▶ Short exercise
Leave the pictures out, and retype all of the material exactly as written.

▶ Source data
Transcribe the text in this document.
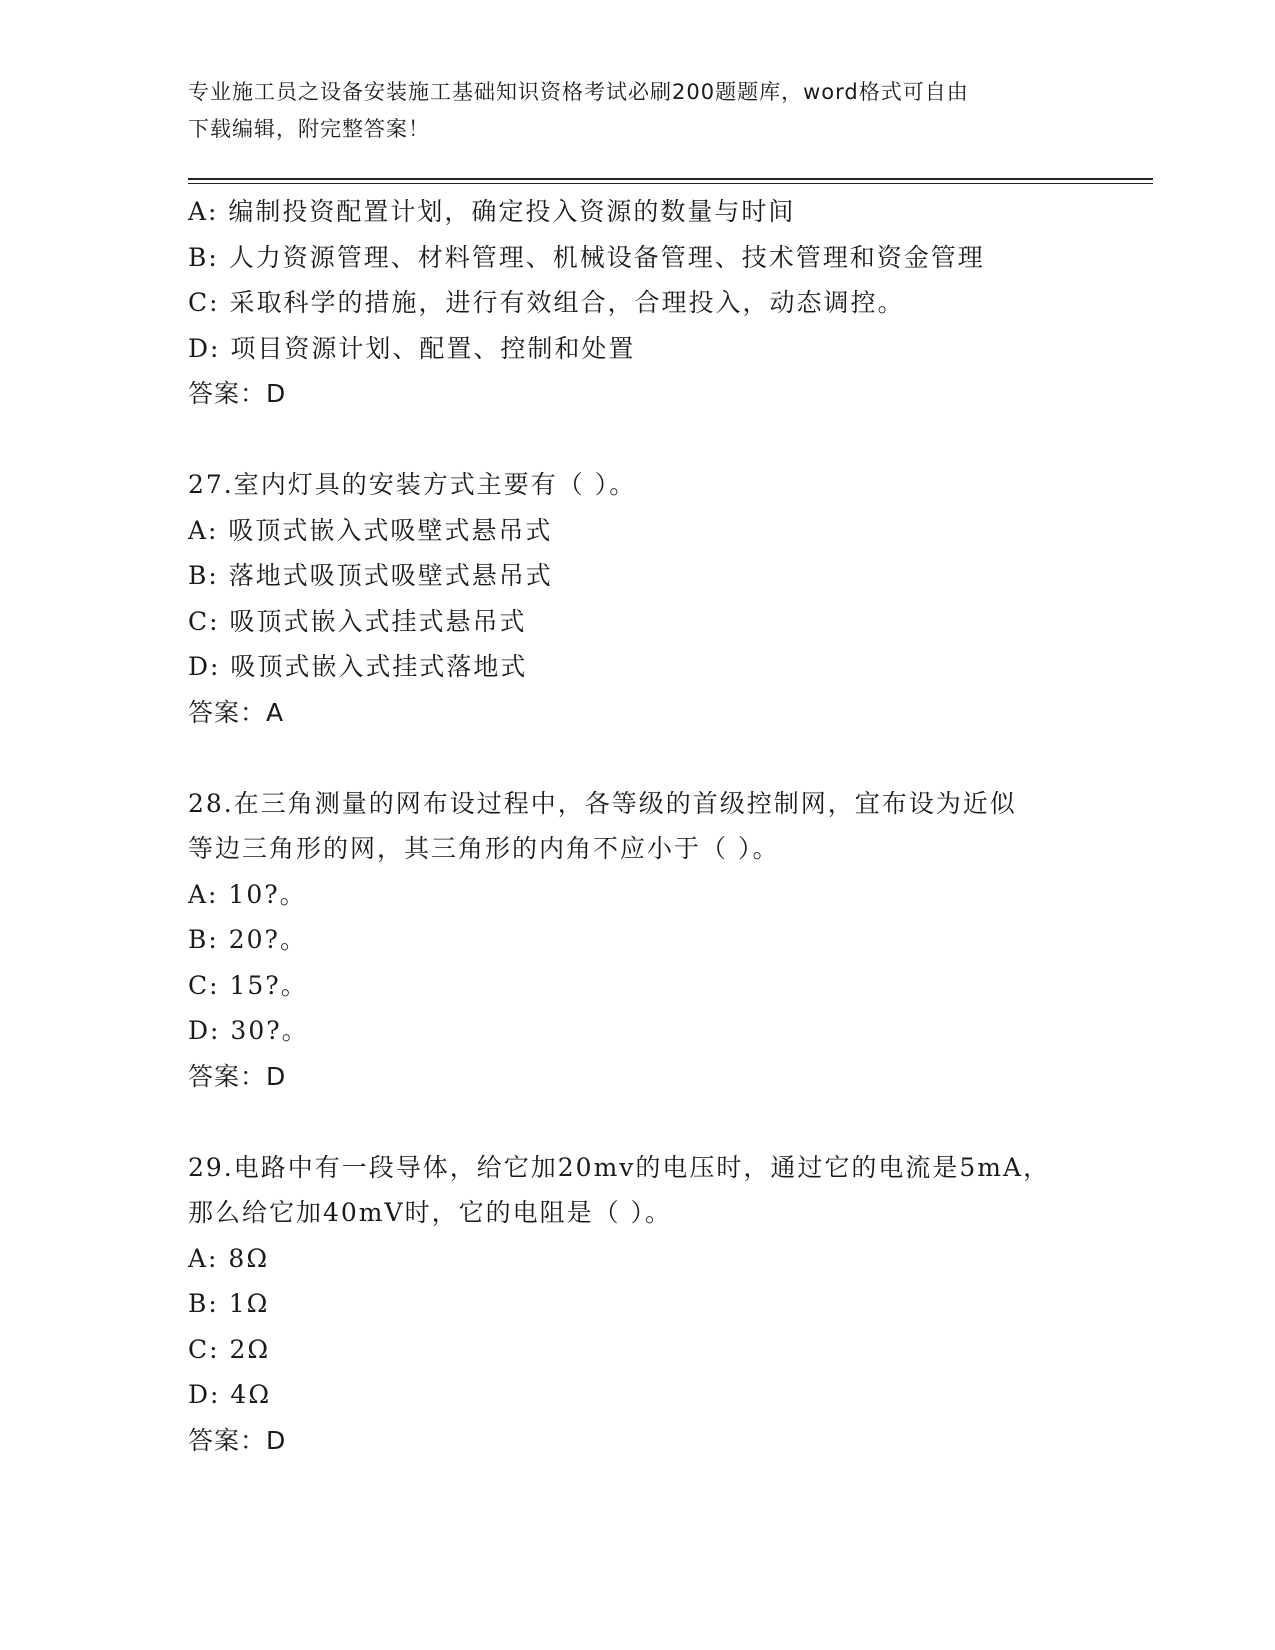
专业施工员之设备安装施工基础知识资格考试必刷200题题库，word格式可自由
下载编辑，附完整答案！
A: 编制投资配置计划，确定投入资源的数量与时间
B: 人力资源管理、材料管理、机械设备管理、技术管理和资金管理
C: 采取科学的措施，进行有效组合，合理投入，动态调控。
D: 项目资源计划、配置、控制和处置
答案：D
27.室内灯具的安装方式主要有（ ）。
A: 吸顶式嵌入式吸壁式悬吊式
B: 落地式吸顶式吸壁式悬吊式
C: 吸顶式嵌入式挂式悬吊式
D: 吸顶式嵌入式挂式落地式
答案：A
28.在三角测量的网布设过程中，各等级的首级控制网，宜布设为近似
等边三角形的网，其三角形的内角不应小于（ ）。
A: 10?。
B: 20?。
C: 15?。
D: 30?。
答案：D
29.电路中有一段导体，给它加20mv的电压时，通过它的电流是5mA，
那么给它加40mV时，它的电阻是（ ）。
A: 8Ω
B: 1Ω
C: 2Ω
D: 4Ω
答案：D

▶ Finished exercise
Transcribe the text in this document.
专业施工员之设备安装施工基础知识资格考试必刷200题题库，word格式可自由
下载编辑，附完整答案！
A: 编制投资配置计划，确定投入资源的数量与时间
B: 人力资源管理、材料管理、机械设备管理、技术管理和资金管理
C: 采取科学的措施，进行有效组合，合理投入，动态调控。
D: 项目资源计划、配置、控制和处置
答案：D
27.室内灯具的安装方式主要有（ ）。
A: 吸顶式嵌入式吸壁式悬吊式
B: 落地式吸顶式吸壁式悬吊式
C: 吸顶式嵌入式挂式悬吊式
D: 吸顶式嵌入式挂式落地式
答案：A
28.在三角测量的网布设过程中，各等级的首级控制网，宜布设为近似
等边三角形的网，其三角形的内角不应小于（ ）。
A: 10?。
B: 20?。
C: 15?。
D: 30?。
答案：D
29.电路中有一段导体，给它加20mv的电压时，通过它的电流是5mA，
那么给它加40mV时，它的电阻是（ ）。
A: 8Ω
B: 1Ω
C: 2Ω
D: 4Ω
答案：D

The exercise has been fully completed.